------ Raw data ------
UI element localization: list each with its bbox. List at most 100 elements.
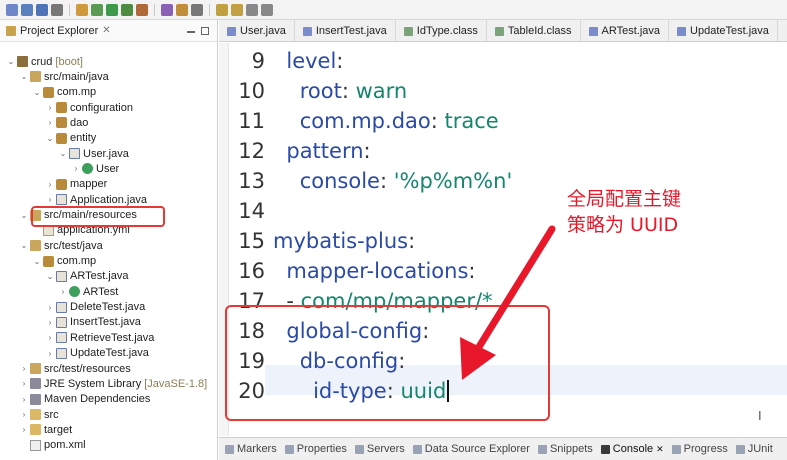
collapsed-chevron-icon[interactable]: ›: [45, 349, 55, 358]
main-toolbar: [0, 0, 787, 20]
collapsed-chevron-icon[interactable]: ›: [45, 195, 55, 204]
tree-package-mapper[interactable]: › mapper: [45, 177, 108, 192]
collapsed-chevron-icon[interactable]: ›: [45, 103, 55, 112]
bottom-tab-properties[interactable]: Properties: [284, 443, 347, 455]
tree-file-retrievetest-java[interactable]: › RetrieveTest.java: [45, 330, 155, 345]
tree-folder-target[interactable]: › target: [19, 422, 72, 437]
editor-tab-inserttest-java[interactable]: InsertTest.java: [295, 20, 396, 41]
run-ext-icon[interactable]: [121, 3, 133, 16]
tree-file-artest-java[interactable]: ⌄ ARTest.java: [45, 269, 129, 284]
tree-item-label: crud: [31, 55, 53, 68]
maximize-icon[interactable]: [201, 26, 209, 35]
tree-src-test-java[interactable]: ⌄ src/test/java: [19, 238, 103, 253]
tree-file-inserttest-java[interactable]: › InsertTest.java: [45, 315, 141, 330]
tree-item-label: configuration: [70, 101, 133, 114]
editor-tab-tableid-class[interactable]: TableId.class: [487, 20, 581, 41]
expanded-chevron-icon[interactable]: ⌄: [45, 272, 55, 281]
collapsed-chevron-icon[interactable]: ›: [19, 425, 29, 434]
search-icon[interactable]: [76, 3, 88, 16]
save-all-icon[interactable]: [36, 3, 48, 16]
tree-package-dao[interactable]: › dao: [45, 115, 89, 130]
close-tab-icon[interactable]: ✕: [656, 444, 664, 455]
collapsed-chevron-icon[interactable]: ›: [19, 379, 29, 388]
tree-jre-library[interactable]: › JRE System Library [JavaSE-1.8]: [19, 376, 208, 391]
expanded-chevron-icon[interactable]: ⌄: [19, 72, 29, 81]
new-class-icon[interactable]: [161, 3, 173, 16]
xml-file-icon: [30, 439, 41, 451]
save-icon[interactable]: [21, 3, 33, 16]
expanded-chevron-icon[interactable]: ⌄: [19, 211, 29, 220]
coverage-icon[interactable]: [136, 3, 148, 16]
code-line-15: 15 mybatis-plus:: [229, 226, 415, 256]
collapsed-chevron-icon[interactable]: ›: [45, 303, 55, 312]
back-icon[interactable]: [246, 3, 258, 16]
code-line-13: 13 console: '%p%m%n': [229, 166, 512, 196]
editor-tab-idtype-class[interactable]: IdType.class: [396, 20, 487, 41]
expanded-chevron-icon[interactable]: ⌄: [32, 257, 42, 266]
tree-class-artest[interactable]: › ARTest: [58, 284, 119, 299]
bottom-tab-junit[interactable]: JUnit: [735, 443, 773, 455]
collapsed-chevron-icon[interactable]: ›: [19, 364, 29, 373]
expanded-chevron-icon[interactable]: ⌄: [19, 241, 29, 250]
close-view-icon[interactable]: ✕: [102, 25, 110, 36]
search-menu-icon[interactable]: [191, 3, 203, 16]
expanded-chevron-icon[interactable]: ⌄: [45, 134, 55, 143]
bottom-tab-markers[interactable]: Markers: [225, 443, 277, 455]
bottom-tab-label: Servers: [366, 443, 405, 455]
bottom-tab-snippets[interactable]: Snippets: [537, 443, 593, 455]
tree-item-decoration: [JavaSE-1.8]: [144, 377, 208, 390]
tree-package-configuration[interactable]: › configuration: [45, 100, 133, 115]
collapsed-chevron-icon[interactable]: ›: [58, 287, 68, 296]
forward-icon[interactable]: [261, 3, 273, 16]
next-annotation-icon[interactable]: [216, 3, 228, 16]
tree-file-updatetest-java[interactable]: › UpdateTest.java: [45, 346, 149, 361]
expanded-chevron-icon[interactable]: ⌄: [32, 88, 42, 97]
new-icon[interactable]: [6, 3, 18, 16]
bottom-tab-servers[interactable]: Servers: [354, 443, 405, 455]
annotation-line-1: 全局配置主键: [567, 188, 682, 210]
bottom-tab-data-source-explorer[interactable]: Data Source Explorer: [412, 443, 530, 455]
editor-tab-user-java[interactable]: User.java: [219, 20, 295, 41]
tree-file-application-java[interactable]: › Application.java: [45, 192, 147, 207]
collapsed-chevron-icon[interactable]: ›: [45, 318, 55, 327]
tree-crud-project[interactable]: ⌄ crud [boot]: [6, 54, 83, 69]
print-icon[interactable]: [51, 3, 63, 16]
collapsed-chevron-icon[interactable]: ›: [45, 333, 55, 342]
collapsed-chevron-icon[interactable]: ›: [19, 410, 29, 419]
run-icon[interactable]: [106, 3, 118, 16]
tree-file-user-java[interactable]: ⌄ User.java: [58, 146, 129, 161]
editor-tab-updatetest-java[interactable]: UpdateTest.java: [669, 20, 778, 41]
collapsed-chevron-icon[interactable]: ›: [71, 164, 81, 173]
prev-annotation-icon[interactable]: [231, 3, 243, 16]
bottom-tab-progress[interactable]: Progress: [671, 443, 728, 455]
tree-class-user[interactable]: › User: [71, 161, 120, 176]
tree-src-main-java[interactable]: ⌄ src/main/java: [19, 69, 109, 84]
java-file-icon: [56, 316, 67, 328]
bottom-tab-console[interactable]: Console ✕: [600, 443, 664, 455]
expanded-chevron-icon[interactable]: ⌄: [6, 57, 16, 66]
tree-package-com-mp[interactable]: ⌄ com.mp: [32, 85, 96, 100]
debug-icon[interactable]: [91, 3, 103, 16]
collapsed-chevron-icon[interactable]: ›: [45, 180, 55, 189]
collapsed-chevron-icon[interactable]: ›: [19, 395, 29, 404]
annotation-arrow-icon: [460, 225, 556, 380]
editor-tab-label: UpdateTest.java: [690, 25, 769, 37]
tree-file-pom-xml[interactable]: pom.xml: [19, 438, 86, 453]
bottom-tab-label: JUnit: [747, 443, 773, 455]
minimize-icon[interactable]: [187, 30, 195, 33]
tree-item-label: ARTest: [83, 285, 119, 298]
tree-folder-src[interactable]: › src: [19, 407, 59, 422]
tree-item-label: ARTest.java: [70, 270, 129, 283]
project-explorer-title[interactable]: Project Explorer: [20, 25, 98, 37]
tree-package-com-mp-test[interactable]: ⌄ com.mp: [32, 254, 96, 269]
markers-icon: [225, 444, 234, 454]
tree-file-deletetest-java[interactable]: › DeleteTest.java: [45, 300, 146, 315]
open-type-icon[interactable]: [176, 3, 188, 16]
collapsed-chevron-icon[interactable]: ›: [45, 118, 55, 127]
editor-tab-artest-java[interactable]: ARTest.java: [581, 20, 670, 41]
tree-package-entity[interactable]: ⌄ entity: [45, 131, 97, 146]
tree-maven-dependencies[interactable]: › Maven Dependencies: [19, 392, 151, 407]
expanded-chevron-icon[interactable]: ⌄: [58, 149, 68, 158]
tree-src-test-resources[interactable]: › src/test/resources: [19, 361, 131, 376]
------
Task objective —
Copy word for word the lines in the data above, starting at the one containing "collapsed-chevron-icon[interactable]: ›: [45, 349, 55, 358]" and ending at the one containing "coverage-icon[interactable]: [136, 3, 148, 16]". Include both of those lines.

Exercise answer —
collapsed-chevron-icon[interactable]: ›: [45, 349, 55, 358]
main-toolbar: [0, 0, 787, 20]
collapsed-chevron-icon[interactable]: ›: [45, 195, 55, 204]
tree-package-mapper[interactable]: › mapper: [45, 177, 108, 192]
collapsed-chevron-icon[interactable]: ›: [45, 103, 55, 112]
bottom-tab-properties[interactable]: Properties: [284, 443, 347, 455]
tree-file-retrievetest-java[interactable]: › RetrieveTest.java: [45, 330, 155, 345]
tree-folder-target[interactable]: › target: [19, 422, 72, 437]
editor-tab-inserttest-java[interactable]: InsertTest.java: [295, 20, 396, 41]
run-ext-icon[interactable]: [121, 3, 133, 16]
tree-file-artest-java[interactable]: ⌄ ARTest.java: [45, 269, 129, 284]
tree-item-label: crud: [31, 55, 53, 68]
maximize-icon[interactable]: [201, 26, 209, 35]
tree-src-test-java[interactable]: ⌄ src/test/java: [19, 238, 103, 253]
tree-file-inserttest-java[interactable]: › InsertTest.java: [45, 315, 141, 330]
tree-item-label: configuration: [70, 101, 133, 114]
editor-tab-tableid-class[interactable]: TableId.class: [487, 20, 581, 41]
expanded-chevron-icon[interactable]: ⌄: [45, 272, 55, 281]
collapsed-chevron-icon[interactable]: ›: [19, 425, 29, 434]
search-icon[interactable]: [76, 3, 88, 16]
save-all-icon[interactable]: [36, 3, 48, 16]
tree-package-dao[interactable]: › dao: [45, 115, 89, 130]
close-tab-icon[interactable]: ✕: [656, 444, 664, 455]
collapsed-chevron-icon[interactable]: ›: [19, 379, 29, 388]
tree-jre-library[interactable]: › JRE System Library [JavaSE-1.8]: [19, 376, 208, 391]
expanded-chevron-icon[interactable]: ⌄: [19, 72, 29, 81]
new-class-icon[interactable]: [161, 3, 173, 16]
xml-file-icon: [30, 439, 41, 451]
save-icon[interactable]: [21, 3, 33, 16]
expanded-chevron-icon[interactable]: ⌄: [19, 211, 29, 220]
coverage-icon[interactable]: [136, 3, 148, 16]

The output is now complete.